__THE TASK__: Write the listing below out again exactly, dropping the images.

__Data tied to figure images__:
<<<<
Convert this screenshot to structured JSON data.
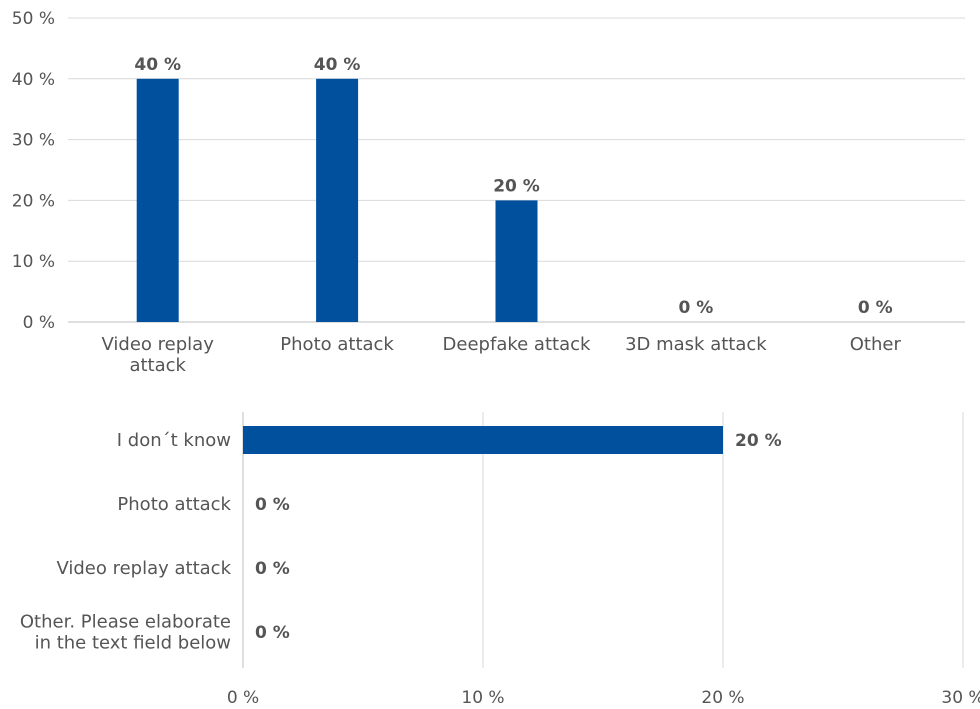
{
  "chart_data": [
    {
      "type": "bar",
      "orientation": "vertical",
      "title": "",
      "xlabel": "",
      "ylabel": "",
      "categories": [
        "Video replay attack",
        "Photo attack",
        "Deepfake attack",
        "3D mask attack",
        "Other"
      ],
      "category_lines": [
        [
          "Video replay",
          "attack"
        ],
        [
          "Photo attack"
        ],
        [
          "Deepfake attack"
        ],
        [
          "3D mask attack"
        ],
        [
          "Other"
        ]
      ],
      "values": [
        40,
        40,
        20,
        0,
        0
      ],
      "value_labels": [
        "40 %",
        "40 %",
        "20 %",
        "0 %",
        "0 %"
      ],
      "ylim": [
        0,
        50
      ],
      "y_ticks": [
        0,
        10,
        20,
        30,
        40,
        50
      ],
      "y_tick_labels": [
        "0 %",
        "10 %",
        "20 %",
        "30 %",
        "40 %",
        "50 %"
      ],
      "grid": true,
      "bar_color": "#00509e"
    },
    {
      "type": "bar",
      "orientation": "horizontal",
      "title": "",
      "xlabel": "",
      "ylabel": "",
      "categories": [
        "I don´t know",
        "Photo attack",
        "Video replay attack",
        "Other. Please elaborate in the text field below"
      ],
      "category_lines": [
        [
          "I don´t know"
        ],
        [
          "Photo attack"
        ],
        [
          "Video replay attack"
        ],
        [
          "Other. Please elaborate",
          "in the text field below"
        ]
      ],
      "values": [
        20,
        0,
        0,
        0
      ],
      "value_labels": [
        "20 %",
        "0 %",
        "0 %",
        "0 %"
      ],
      "xlim": [
        0,
        30
      ],
      "x_ticks": [
        0,
        10,
        20,
        30
      ],
      "x_tick_labels": [
        "0 %",
        "10 %",
        "20 %",
        "30 %"
      ],
      "grid": true,
      "bar_color": "#00509e"
    }
  ]
}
>>>>
__RESULT OF THIS EXERCISE__:
Convert this screenshot to structured JSON data.
{
  "chart_data": [
    {
      "type": "bar",
      "orientation": "vertical",
      "title": "",
      "xlabel": "",
      "ylabel": "",
      "categories": [
        "Video replay attack",
        "Photo attack",
        "Deepfake attack",
        "3D mask attack",
        "Other"
      ],
      "category_lines": [
        [
          "Video replay",
          "attack"
        ],
        [
          "Photo attack"
        ],
        [
          "Deepfake attack"
        ],
        [
          "3D mask attack"
        ],
        [
          "Other"
        ]
      ],
      "values": [
        40,
        40,
        20,
        0,
        0
      ],
      "value_labels": [
        "40 %",
        "40 %",
        "20 %",
        "0 %",
        "0 %"
      ],
      "ylim": [
        0,
        50
      ],
      "y_ticks": [
        0,
        10,
        20,
        30,
        40,
        50
      ],
      "y_tick_labels": [
        "0 %",
        "10 %",
        "20 %",
        "30 %",
        "40 %",
        "50 %"
      ],
      "grid": true,
      "bar_color": "#00509e"
    },
    {
      "type": "bar",
      "orientation": "horizontal",
      "title": "",
      "xlabel": "",
      "ylabel": "",
      "categories": [
        "I don´t know",
        "Photo attack",
        "Video replay attack",
        "Other. Please elaborate in the text field below"
      ],
      "category_lines": [
        [
          "I don´t know"
        ],
        [
          "Photo attack"
        ],
        [
          "Video replay attack"
        ],
        [
          "Other. Please elaborate",
          "in the text field below"
        ]
      ],
      "values": [
        20,
        0,
        0,
        0
      ],
      "value_labels": [
        "20 %",
        "0 %",
        "0 %",
        "0 %"
      ],
      "xlim": [
        0,
        30
      ],
      "x_ticks": [
        0,
        10,
        20,
        30
      ],
      "x_tick_labels": [
        "0 %",
        "10 %",
        "20 %",
        "30 %"
      ],
      "grid": true,
      "bar_color": "#00509e"
    }
  ]
}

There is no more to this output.